#### [Brief]
Extract the part of the records that opens with the line containing "toc-entry-label: 7．工期控制措施 [135,408,254,426]" and closes with the line containing "toc-dot-leader [223,255,850,280]", reproducing each line exactly, with both of those lines included.

═══ Provided entries ═══

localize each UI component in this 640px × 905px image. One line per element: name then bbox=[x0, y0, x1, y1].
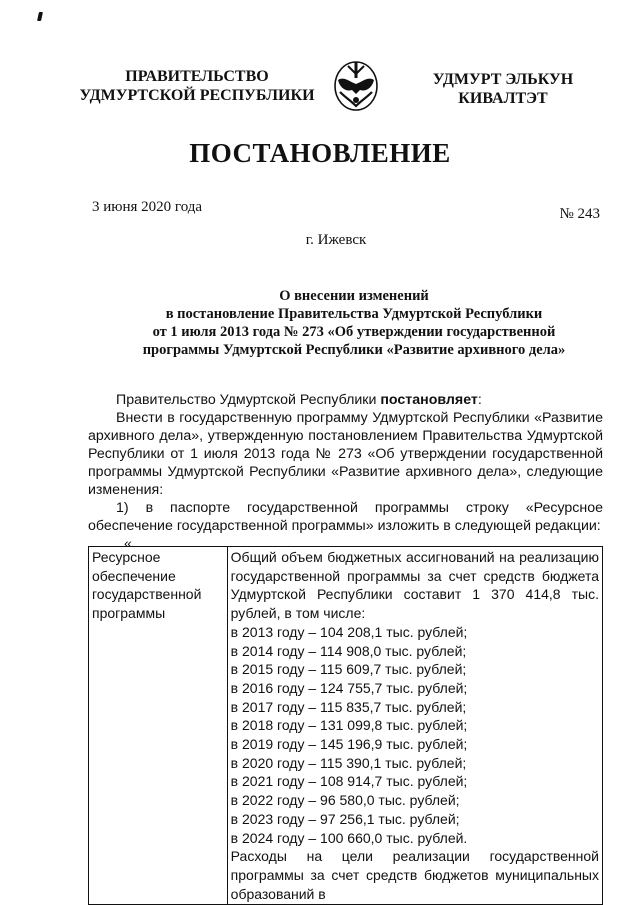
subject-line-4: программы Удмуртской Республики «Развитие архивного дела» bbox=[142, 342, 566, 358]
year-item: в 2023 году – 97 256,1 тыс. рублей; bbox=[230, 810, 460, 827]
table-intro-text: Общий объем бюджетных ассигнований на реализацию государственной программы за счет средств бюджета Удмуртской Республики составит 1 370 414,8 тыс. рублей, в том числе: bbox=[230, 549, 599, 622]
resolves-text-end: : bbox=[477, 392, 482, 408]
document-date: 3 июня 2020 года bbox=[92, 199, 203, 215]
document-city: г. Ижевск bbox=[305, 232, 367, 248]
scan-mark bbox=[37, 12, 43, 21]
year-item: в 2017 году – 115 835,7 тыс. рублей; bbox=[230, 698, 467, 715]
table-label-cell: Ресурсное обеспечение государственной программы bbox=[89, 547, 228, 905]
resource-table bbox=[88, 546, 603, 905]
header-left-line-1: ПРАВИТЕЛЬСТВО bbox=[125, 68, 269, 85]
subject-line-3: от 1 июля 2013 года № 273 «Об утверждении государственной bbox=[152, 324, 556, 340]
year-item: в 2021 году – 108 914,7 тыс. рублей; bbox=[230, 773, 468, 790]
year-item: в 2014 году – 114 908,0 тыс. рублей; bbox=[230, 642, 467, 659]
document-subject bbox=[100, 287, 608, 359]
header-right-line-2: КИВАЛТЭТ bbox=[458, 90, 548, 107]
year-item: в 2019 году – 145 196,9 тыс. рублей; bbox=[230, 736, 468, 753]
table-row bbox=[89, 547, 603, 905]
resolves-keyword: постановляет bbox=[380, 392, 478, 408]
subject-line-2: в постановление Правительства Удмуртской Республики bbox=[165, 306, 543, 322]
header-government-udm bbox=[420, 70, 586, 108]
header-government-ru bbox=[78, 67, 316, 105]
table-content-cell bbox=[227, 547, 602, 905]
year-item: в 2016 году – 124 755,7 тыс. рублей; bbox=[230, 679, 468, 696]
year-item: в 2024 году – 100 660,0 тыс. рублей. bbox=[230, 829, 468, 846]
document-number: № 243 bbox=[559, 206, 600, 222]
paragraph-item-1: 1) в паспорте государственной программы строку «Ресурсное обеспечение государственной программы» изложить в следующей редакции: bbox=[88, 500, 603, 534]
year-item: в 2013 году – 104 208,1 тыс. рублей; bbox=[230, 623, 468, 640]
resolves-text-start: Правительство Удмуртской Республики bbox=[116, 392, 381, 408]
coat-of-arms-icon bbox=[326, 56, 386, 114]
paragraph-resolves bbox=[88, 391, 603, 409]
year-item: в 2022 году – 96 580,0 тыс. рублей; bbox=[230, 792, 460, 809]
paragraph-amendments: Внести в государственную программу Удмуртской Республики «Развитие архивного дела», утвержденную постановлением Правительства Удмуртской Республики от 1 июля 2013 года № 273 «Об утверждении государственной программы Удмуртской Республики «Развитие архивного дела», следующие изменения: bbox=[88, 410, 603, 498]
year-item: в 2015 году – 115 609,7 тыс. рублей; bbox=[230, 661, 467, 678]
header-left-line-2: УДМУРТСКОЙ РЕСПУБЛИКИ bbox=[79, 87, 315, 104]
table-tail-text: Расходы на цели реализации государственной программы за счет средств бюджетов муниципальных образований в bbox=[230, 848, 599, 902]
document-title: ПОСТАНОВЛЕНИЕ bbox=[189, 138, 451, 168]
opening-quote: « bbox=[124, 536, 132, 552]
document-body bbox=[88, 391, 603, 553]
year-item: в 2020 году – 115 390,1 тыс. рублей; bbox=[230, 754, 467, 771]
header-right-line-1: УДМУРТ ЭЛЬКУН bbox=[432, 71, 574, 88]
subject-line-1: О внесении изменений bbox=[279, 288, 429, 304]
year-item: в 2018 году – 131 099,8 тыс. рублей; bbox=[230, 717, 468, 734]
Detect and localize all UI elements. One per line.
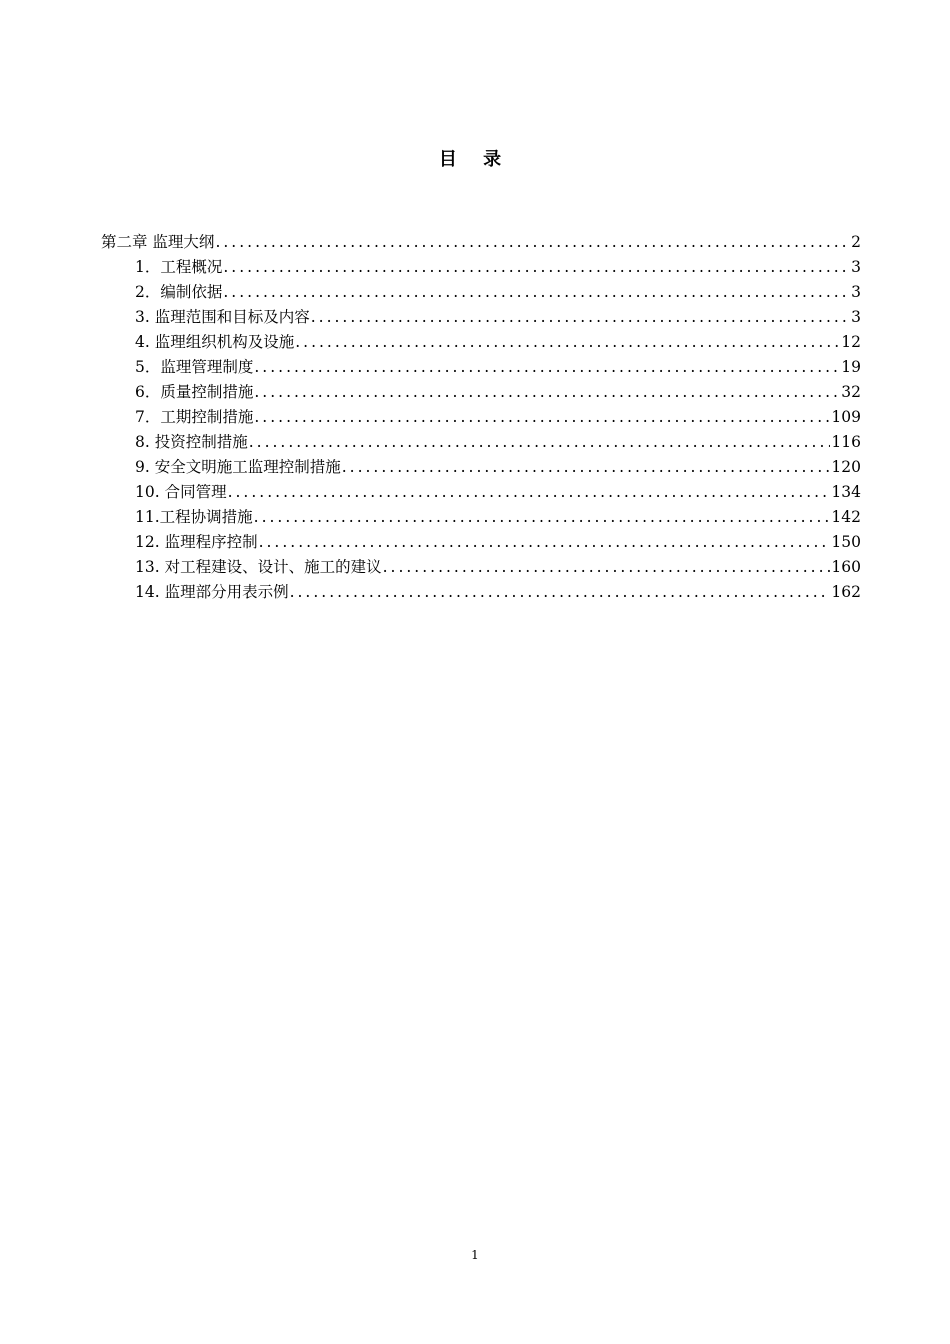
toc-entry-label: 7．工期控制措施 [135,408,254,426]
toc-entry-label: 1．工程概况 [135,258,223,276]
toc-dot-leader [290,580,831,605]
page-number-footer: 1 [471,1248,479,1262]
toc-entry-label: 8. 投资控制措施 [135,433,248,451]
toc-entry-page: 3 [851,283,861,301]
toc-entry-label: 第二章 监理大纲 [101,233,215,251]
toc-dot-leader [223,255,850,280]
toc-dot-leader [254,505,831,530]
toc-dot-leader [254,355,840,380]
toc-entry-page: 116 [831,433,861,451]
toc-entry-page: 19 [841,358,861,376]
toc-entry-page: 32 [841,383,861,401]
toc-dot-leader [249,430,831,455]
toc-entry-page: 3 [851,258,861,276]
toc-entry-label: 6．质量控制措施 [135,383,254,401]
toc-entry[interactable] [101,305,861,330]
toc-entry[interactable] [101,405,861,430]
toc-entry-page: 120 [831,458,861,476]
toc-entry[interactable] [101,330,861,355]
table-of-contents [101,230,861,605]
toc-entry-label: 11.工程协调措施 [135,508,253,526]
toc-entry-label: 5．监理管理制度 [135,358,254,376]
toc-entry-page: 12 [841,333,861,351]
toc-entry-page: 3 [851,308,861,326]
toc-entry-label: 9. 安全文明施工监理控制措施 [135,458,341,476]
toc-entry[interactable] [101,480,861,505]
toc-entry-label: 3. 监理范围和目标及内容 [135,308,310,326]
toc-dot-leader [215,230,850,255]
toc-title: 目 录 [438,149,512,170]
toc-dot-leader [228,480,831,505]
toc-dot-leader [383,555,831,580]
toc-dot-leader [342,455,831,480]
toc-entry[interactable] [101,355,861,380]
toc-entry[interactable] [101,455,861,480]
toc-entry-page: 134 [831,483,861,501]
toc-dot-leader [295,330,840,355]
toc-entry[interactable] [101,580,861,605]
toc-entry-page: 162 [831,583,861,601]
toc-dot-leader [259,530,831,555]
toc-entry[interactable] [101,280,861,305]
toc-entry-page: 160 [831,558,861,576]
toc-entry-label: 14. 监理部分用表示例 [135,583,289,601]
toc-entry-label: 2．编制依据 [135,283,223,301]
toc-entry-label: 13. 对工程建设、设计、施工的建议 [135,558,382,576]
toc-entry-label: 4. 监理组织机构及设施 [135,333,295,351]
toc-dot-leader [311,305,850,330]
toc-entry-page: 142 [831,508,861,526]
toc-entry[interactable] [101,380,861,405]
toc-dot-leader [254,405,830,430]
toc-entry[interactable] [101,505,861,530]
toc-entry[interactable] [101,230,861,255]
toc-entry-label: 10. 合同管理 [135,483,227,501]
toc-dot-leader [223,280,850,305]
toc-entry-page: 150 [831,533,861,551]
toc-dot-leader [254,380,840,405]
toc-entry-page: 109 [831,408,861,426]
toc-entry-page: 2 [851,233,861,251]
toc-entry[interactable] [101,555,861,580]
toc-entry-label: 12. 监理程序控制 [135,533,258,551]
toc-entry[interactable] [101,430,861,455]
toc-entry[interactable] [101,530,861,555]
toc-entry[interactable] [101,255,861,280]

═══
═══ Provided entries ═══

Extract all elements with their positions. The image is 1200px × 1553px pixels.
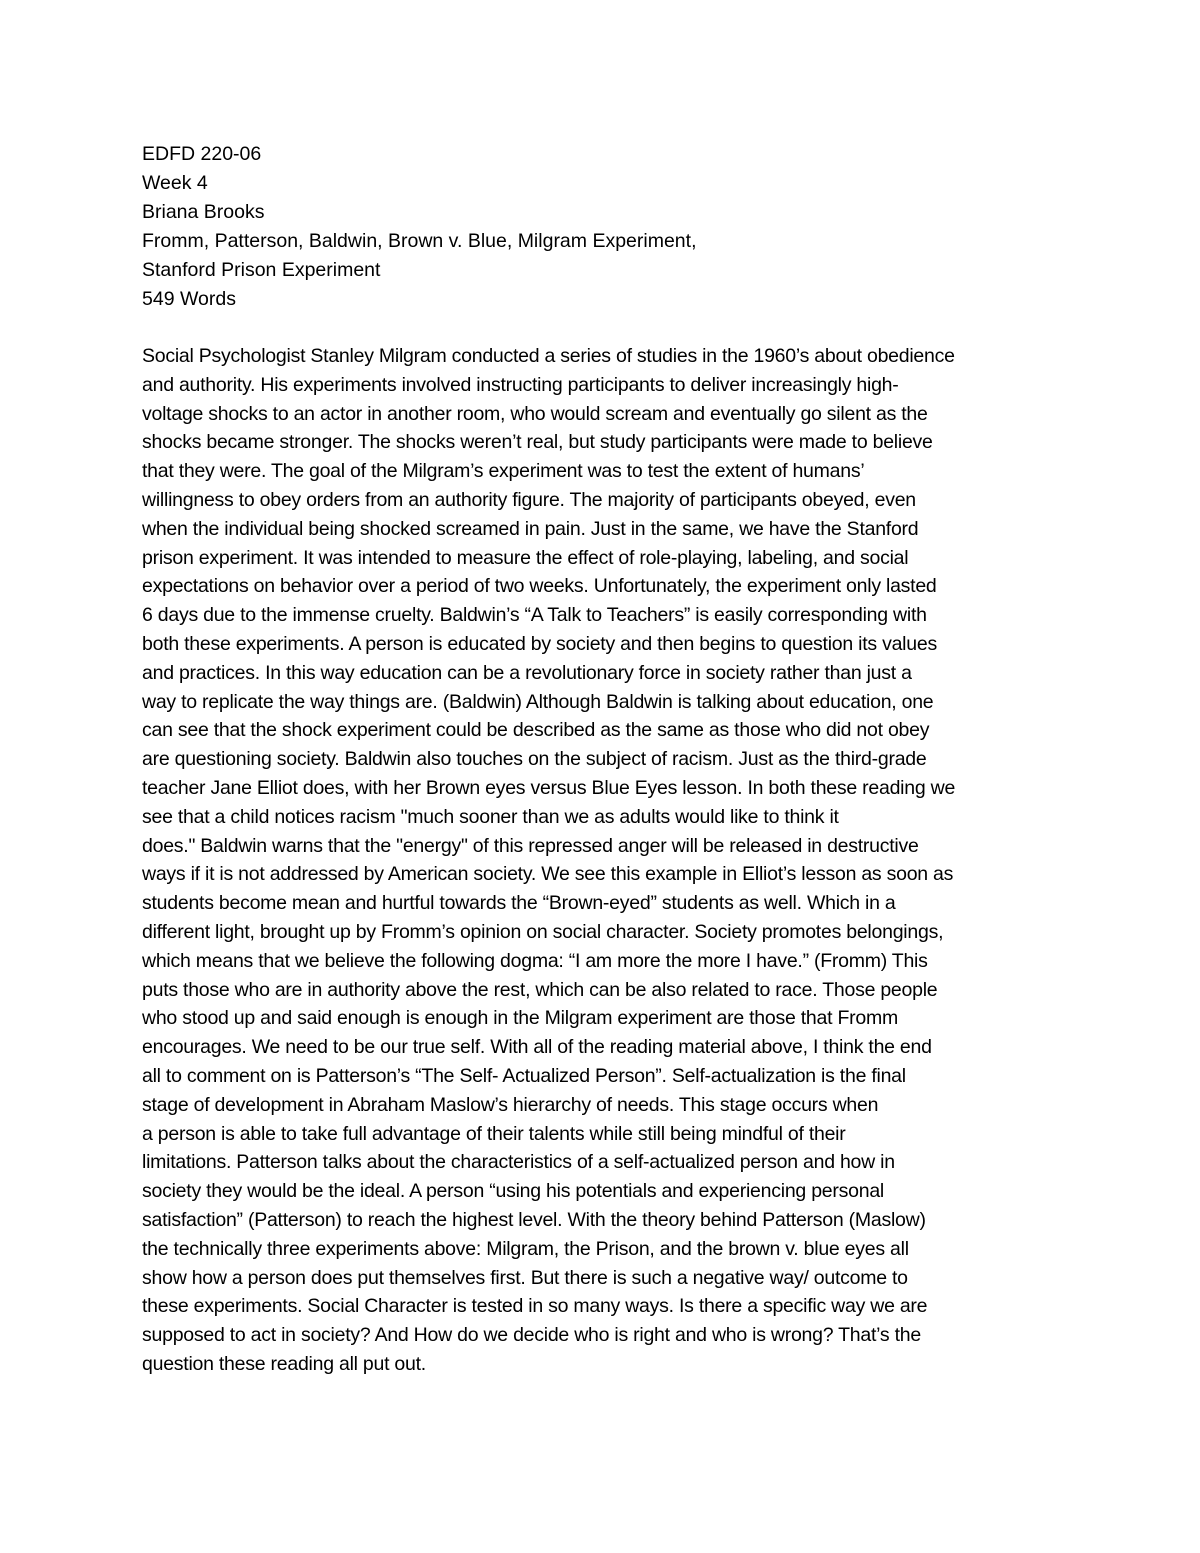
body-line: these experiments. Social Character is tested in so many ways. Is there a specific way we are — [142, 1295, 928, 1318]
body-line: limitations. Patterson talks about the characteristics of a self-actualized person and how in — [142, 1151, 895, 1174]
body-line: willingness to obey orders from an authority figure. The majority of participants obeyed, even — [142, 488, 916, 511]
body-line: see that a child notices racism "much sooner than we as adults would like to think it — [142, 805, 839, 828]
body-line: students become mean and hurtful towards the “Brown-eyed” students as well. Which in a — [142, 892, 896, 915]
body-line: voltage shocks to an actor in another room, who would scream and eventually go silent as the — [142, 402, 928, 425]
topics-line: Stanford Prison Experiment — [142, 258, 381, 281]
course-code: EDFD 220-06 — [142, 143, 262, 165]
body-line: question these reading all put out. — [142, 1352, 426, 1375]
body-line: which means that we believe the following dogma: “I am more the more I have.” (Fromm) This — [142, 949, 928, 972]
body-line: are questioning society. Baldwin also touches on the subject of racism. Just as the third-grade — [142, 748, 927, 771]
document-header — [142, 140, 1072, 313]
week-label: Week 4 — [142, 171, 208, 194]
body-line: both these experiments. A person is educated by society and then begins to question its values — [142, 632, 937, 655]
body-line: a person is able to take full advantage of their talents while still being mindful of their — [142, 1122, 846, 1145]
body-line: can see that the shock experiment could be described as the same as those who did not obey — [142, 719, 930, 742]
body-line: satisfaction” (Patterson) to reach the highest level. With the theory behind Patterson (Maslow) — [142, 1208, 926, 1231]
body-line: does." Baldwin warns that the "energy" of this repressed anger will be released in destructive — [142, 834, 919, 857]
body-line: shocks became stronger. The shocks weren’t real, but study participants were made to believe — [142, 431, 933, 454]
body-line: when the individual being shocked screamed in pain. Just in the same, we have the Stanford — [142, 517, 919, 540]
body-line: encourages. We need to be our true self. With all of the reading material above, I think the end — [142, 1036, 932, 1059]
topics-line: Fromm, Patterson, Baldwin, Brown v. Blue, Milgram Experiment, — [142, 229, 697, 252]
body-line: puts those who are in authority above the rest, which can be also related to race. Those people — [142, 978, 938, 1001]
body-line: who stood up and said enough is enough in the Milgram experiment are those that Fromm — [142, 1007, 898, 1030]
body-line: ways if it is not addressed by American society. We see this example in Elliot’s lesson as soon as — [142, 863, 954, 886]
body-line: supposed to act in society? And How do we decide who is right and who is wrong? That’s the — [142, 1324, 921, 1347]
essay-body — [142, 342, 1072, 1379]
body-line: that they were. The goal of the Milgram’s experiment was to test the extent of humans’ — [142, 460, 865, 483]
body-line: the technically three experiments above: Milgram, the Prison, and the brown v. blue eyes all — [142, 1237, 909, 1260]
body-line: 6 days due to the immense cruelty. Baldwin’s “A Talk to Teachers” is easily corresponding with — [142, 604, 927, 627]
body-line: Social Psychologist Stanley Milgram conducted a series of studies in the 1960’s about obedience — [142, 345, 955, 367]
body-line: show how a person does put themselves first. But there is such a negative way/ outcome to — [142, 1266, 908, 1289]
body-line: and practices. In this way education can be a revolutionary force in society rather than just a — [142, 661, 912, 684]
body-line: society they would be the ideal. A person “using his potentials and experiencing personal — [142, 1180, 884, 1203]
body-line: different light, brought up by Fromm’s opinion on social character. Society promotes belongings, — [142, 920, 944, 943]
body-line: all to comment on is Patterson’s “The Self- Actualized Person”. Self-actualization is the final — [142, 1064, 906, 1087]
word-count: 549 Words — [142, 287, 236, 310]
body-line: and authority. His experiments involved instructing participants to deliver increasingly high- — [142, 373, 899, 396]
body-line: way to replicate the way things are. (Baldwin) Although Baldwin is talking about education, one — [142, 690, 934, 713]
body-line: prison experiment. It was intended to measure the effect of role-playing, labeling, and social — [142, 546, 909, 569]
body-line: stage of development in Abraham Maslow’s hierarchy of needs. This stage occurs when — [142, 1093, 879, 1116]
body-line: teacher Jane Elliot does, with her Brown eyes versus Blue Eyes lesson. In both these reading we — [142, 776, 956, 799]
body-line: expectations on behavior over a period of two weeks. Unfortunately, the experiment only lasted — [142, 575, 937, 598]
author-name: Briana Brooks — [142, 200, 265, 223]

═══

#### [Output for this task]
toc-entry-label: 7．工期控制措施 [135,408,254,426]
toc-entry-label: 1．工程概况 [135,258,223,276]
toc-dot-leader [290,580,831,605]
page-number-footer: 1 [471,1248,479,1262]
toc-entry-label: 8. 投资控制措施 [135,433,248,451]
toc-entry-page: 3 [851,283,861,301]
toc-entry-label: 第二章 监理大纲 [101,233,215,251]
toc-dot-leader [223,255,850,280]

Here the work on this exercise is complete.